[Exercise prompt] Copy out the full article on the PS4 Pro below word for word, with no changes.

[Text under study]
○ ○ ○

Many gamers these days have spent thousands of dollars on top-of-the-line gaming PC. While it's not bad to purchase these pricey PCs just to get better frame rates, higher video resolution and supplemental graphical effects, there are also gaming consoles that are reliable enough for a superb gaming experience.
PC Gamer concludes that PS4 Pro, the latest line of PS4 consoles of the tech giant Sony, performs many benefits that are almost the same from these high-end PCs. There's a lot of PlayStation 4 Pro games that now support HDR, increased frame rates, visual flourishes and even 4K resolution.
The PS4 Pro, however, doesn't succeed in raw horsepower. However, it benefits considerably from three strategic choices such as standardized hardware, reliability and cost.
PC games are designed with hundreds of components built into extreme configurations while the PS4 Pro is a standardized hardware - an exceptional and holistic machine that game designers painstakingly optimize.
Because Sony sustains a software-certification process to ensure every game meets a particular qualitative threshold, the PS4 Pro guarantees its reliability which means that it can work well without fiddling.
With regard to its cost, the PS4 Pro is sold for $399 which houses every specs that gaming requires while the high-end gaming PCs would demand thousands of dollars to provide the same function. For instance, NVIDIA's newly released GTX 1060 already costs $199. It's the entry-level edition of its latest line of graphics cards.
Note that the price of $199 doesn't include the CPU, memory, motherboard, keyboard, mouse, case and all stuffs needed to get it working. For gamers with deep pockets, it would do well but the time spent in building and tweaking a PC is not too remarkable.
The PlayStation 4 sports a higher-powered GPU, 4K resolution support, greater energy efficiency and reduced fan volume. Additionally, the PS4 Pro can still play any PS4 or backwards compatible game.

○ ○ ○

[Information supplied]
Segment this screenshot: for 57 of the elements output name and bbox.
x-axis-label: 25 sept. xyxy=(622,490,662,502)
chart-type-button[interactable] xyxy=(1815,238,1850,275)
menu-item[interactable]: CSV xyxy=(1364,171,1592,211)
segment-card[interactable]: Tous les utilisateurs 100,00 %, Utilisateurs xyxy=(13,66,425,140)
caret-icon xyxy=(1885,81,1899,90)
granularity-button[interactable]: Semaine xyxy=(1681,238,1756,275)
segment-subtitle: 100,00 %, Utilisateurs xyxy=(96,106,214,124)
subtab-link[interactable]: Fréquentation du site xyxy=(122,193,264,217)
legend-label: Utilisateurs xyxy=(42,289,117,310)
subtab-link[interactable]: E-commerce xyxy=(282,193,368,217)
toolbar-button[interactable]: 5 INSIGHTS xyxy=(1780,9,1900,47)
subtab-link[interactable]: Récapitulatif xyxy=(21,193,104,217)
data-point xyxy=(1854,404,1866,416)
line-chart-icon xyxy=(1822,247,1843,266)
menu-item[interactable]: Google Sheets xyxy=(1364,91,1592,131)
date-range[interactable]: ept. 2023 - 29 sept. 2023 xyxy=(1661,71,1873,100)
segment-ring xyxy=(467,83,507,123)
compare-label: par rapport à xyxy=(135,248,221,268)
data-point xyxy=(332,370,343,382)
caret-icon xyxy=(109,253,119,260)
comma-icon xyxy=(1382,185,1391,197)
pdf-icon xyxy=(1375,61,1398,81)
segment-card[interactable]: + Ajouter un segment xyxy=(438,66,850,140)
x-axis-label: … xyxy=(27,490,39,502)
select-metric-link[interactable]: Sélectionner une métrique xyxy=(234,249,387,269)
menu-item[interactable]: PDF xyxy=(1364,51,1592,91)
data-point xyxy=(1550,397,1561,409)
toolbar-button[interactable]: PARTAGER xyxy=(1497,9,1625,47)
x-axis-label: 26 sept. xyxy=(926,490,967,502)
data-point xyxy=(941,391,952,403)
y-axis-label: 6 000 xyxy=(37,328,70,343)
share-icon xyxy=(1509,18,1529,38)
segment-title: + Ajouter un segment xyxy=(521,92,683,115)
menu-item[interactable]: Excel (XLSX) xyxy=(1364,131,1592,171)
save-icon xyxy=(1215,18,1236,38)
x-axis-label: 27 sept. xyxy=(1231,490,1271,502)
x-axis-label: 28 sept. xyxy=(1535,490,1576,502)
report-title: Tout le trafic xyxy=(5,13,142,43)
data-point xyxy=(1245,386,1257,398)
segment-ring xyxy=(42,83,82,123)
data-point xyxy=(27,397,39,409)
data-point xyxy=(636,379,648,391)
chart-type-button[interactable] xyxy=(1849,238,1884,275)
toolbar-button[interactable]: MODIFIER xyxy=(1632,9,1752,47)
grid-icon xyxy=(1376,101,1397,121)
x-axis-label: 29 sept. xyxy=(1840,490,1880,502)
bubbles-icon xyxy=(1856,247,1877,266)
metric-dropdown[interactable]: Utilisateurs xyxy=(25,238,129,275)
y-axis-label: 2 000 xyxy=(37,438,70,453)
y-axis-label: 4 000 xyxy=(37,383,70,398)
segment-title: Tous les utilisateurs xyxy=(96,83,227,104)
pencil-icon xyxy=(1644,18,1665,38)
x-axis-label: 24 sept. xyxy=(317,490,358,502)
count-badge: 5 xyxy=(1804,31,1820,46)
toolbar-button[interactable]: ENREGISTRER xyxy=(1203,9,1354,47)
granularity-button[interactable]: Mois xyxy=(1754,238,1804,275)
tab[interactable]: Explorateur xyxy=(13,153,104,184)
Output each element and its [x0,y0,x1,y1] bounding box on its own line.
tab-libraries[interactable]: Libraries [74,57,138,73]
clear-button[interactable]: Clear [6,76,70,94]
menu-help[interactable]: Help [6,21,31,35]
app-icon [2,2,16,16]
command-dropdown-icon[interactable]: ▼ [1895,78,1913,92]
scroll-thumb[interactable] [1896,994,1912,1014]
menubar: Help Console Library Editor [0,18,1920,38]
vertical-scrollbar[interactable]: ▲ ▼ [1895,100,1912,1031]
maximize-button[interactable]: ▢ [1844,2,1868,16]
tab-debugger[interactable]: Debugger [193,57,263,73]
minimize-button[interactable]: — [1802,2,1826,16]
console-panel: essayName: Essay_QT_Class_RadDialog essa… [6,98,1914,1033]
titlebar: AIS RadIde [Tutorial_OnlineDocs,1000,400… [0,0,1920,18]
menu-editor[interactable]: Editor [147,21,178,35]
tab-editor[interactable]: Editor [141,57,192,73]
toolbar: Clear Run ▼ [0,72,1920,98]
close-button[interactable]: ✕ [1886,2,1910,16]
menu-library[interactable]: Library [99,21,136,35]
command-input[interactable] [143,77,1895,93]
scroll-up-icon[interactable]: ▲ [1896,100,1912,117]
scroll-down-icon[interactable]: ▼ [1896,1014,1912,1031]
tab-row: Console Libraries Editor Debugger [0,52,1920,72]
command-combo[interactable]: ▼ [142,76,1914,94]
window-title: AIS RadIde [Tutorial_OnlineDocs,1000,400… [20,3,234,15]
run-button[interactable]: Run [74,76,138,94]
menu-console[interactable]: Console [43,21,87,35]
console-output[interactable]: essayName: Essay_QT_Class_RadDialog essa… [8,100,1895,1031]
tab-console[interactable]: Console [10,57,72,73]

○ ○ ○

[Exercise output]
Many gamers these days have spent thousands of dollars on top-of-the-line gaming PC. While it's not bad to purchase these pricey PCs just to get better frame rates, higher video resolution and supplemental graphical effects, there are also gaming consoles that are reliable enough for a superb gaming experience.
PC Gamer concludes that PS4 Pro, the latest line of PS4 consoles of the tech giant Sony, performs many benefits that are almost the same from these high-end PCs. There's a lot of PlayStation 4 Pro games that now support HDR, increased frame rates, visual flourishes and even 4K resolution.
The PS4 Pro, however, doesn't succeed in raw horsepower. However, it benefits considerably from three strategic choices such as standardized hardware, reliability and cost.
PC games are designed with hundreds of components built into extreme configurations while the PS4 Pro is a standardized hardware - an exceptional and holistic machine that game designers painstakingly optimize.
Because Sony sustains a software-certification process to ensure every game meets a particular qualitative threshold, the PS4 Pro guarantees its reliability which means that it can work well without fiddling.
With regard to its cost, the PS4 Pro is sold for $399 which houses every specs that gaming requires while the high-end gaming PCs would demand thousands of dollars to provide the same function. For instance, NVIDIA's newly released GTX 1060 already costs $199. It's the entry-level edition of its latest line of graphics cards.
Note that the price of $199 doesn't include the CPU, memory, motherboard, keyboard, mouse, case and all stuffs needed to get it working. For gamers with deep pockets, it would do well but the time spent in building and tweaking a PC is not too remarkable.
The PlayStation 4 sports a higher-powered GPU, 4K resolution support, greater energy efficiency and reduced fan volume. Additionally, the PS4 Pro can still play any PS4 or backwards compatible game.